What the task asks: Check each line of the records for "valsant"; collect those that have it.

## start Information provided

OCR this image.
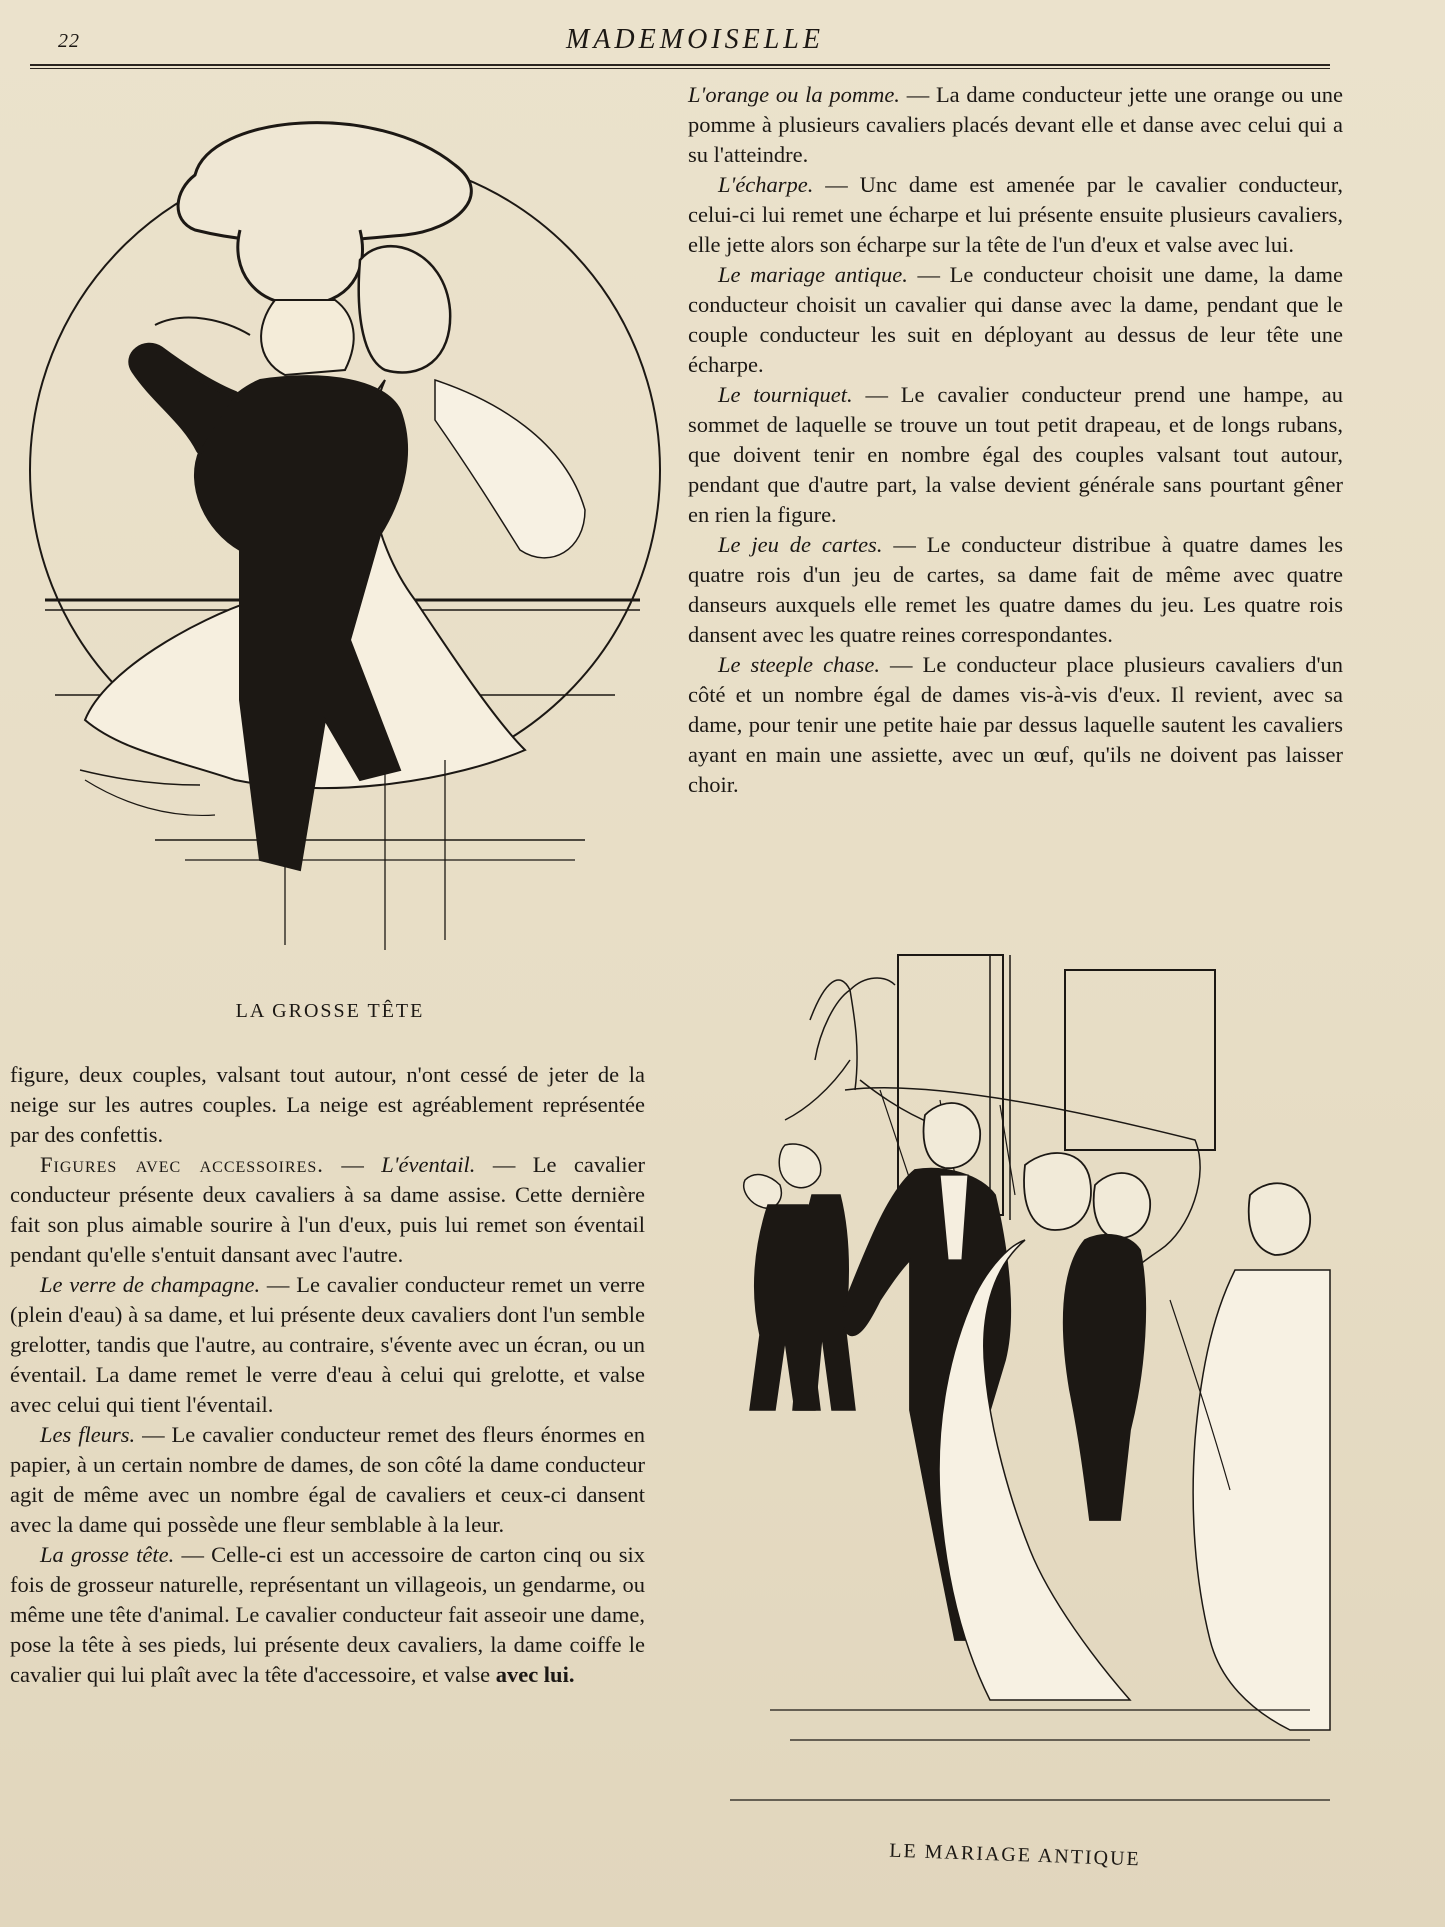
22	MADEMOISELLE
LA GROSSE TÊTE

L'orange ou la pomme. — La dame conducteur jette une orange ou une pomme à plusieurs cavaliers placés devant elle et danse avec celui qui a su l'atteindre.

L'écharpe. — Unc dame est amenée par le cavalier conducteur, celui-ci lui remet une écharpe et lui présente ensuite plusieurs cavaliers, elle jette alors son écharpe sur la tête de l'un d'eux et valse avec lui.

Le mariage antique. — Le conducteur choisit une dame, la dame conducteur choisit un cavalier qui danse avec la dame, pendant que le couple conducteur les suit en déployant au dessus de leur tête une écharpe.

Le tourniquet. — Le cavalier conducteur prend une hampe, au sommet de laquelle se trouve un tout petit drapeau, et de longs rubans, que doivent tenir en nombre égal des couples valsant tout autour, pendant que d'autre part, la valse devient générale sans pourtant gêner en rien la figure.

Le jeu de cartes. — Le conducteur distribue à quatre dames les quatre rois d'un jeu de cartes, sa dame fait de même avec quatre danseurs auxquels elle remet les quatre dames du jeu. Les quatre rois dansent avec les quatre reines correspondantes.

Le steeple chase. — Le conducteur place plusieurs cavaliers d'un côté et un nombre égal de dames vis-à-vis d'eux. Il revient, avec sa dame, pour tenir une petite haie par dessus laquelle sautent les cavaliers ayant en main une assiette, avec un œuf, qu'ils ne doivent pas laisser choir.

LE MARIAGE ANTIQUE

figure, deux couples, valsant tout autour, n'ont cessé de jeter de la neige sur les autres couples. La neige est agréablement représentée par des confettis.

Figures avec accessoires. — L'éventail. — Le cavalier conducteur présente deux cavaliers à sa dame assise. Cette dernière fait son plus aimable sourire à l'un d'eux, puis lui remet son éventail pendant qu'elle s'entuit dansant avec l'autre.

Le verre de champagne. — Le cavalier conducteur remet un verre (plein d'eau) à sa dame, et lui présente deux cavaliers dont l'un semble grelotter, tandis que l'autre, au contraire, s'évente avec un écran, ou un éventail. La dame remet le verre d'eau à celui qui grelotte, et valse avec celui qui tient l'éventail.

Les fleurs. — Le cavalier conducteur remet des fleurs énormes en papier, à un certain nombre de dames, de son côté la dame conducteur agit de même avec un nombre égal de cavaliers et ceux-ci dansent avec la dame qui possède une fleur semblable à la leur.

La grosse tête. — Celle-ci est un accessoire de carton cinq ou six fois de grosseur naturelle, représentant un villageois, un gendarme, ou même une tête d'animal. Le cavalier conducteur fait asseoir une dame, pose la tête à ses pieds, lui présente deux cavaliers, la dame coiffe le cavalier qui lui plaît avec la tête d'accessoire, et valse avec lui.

## end Information provided

The output:
Le tourniquet. — Le cavalier conducteur prend une hampe, au sommet de laquelle se trouve un tout petit drapeau, et de longs rubans, que doivent tenir en nombre égal des couples valsant tout autour, pendant que d'autre part, la valse devient générale sans pourtant gêner en rien la figure.
figure, deux couples, valsant tout autour, n'ont cessé de jeter de la neige sur les autres couples. La neige est agréablement représentée par des confettis.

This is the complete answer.